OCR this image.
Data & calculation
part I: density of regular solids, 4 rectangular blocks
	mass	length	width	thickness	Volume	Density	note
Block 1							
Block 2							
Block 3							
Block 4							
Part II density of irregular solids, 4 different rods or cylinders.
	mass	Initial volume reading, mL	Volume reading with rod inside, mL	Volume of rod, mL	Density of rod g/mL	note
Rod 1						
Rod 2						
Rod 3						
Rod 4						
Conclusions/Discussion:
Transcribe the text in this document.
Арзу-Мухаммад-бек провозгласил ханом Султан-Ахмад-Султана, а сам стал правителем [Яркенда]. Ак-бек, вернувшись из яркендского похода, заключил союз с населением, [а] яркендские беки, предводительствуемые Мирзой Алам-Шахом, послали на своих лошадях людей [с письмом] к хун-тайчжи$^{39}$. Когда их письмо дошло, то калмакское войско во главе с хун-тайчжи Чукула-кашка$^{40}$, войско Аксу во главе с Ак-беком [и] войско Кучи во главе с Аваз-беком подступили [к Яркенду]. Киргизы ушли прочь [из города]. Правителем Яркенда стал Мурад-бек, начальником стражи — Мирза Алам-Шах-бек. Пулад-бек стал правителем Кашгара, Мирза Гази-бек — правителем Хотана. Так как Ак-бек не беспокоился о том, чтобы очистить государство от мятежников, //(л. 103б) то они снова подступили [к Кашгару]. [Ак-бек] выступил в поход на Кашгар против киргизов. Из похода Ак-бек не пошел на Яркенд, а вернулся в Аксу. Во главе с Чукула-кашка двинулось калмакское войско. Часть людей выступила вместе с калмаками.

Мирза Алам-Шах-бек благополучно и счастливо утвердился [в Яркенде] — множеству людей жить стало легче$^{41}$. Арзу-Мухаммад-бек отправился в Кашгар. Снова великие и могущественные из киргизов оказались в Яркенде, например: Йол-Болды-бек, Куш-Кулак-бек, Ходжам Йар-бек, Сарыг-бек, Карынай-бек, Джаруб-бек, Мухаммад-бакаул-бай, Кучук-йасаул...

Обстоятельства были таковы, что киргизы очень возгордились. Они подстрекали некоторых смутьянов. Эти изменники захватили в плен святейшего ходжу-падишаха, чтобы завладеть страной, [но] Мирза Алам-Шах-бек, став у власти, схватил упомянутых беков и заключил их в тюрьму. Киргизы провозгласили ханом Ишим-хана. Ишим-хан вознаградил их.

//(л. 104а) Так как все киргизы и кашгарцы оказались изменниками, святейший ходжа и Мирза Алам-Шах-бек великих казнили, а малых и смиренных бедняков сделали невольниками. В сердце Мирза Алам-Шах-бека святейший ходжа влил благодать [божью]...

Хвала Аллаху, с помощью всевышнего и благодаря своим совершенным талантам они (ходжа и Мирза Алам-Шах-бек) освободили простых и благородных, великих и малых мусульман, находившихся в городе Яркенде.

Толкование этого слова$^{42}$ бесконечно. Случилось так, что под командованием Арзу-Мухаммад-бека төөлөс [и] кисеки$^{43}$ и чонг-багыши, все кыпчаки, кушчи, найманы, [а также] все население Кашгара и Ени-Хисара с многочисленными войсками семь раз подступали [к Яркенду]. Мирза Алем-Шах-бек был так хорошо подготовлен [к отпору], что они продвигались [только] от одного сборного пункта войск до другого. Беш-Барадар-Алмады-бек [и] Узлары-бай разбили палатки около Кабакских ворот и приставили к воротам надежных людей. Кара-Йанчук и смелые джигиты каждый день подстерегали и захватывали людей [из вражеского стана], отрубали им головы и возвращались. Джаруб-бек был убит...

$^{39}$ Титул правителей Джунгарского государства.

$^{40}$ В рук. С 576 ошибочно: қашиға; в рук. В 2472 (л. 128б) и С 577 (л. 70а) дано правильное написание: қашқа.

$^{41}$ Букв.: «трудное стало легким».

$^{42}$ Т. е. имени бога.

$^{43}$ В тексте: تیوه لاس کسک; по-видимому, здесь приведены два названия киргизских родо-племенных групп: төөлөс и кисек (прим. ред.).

* _Given request_
The string "Volume" may appear in lines of the listing above; tally those lines and give the number only.

* _Output of the task_
2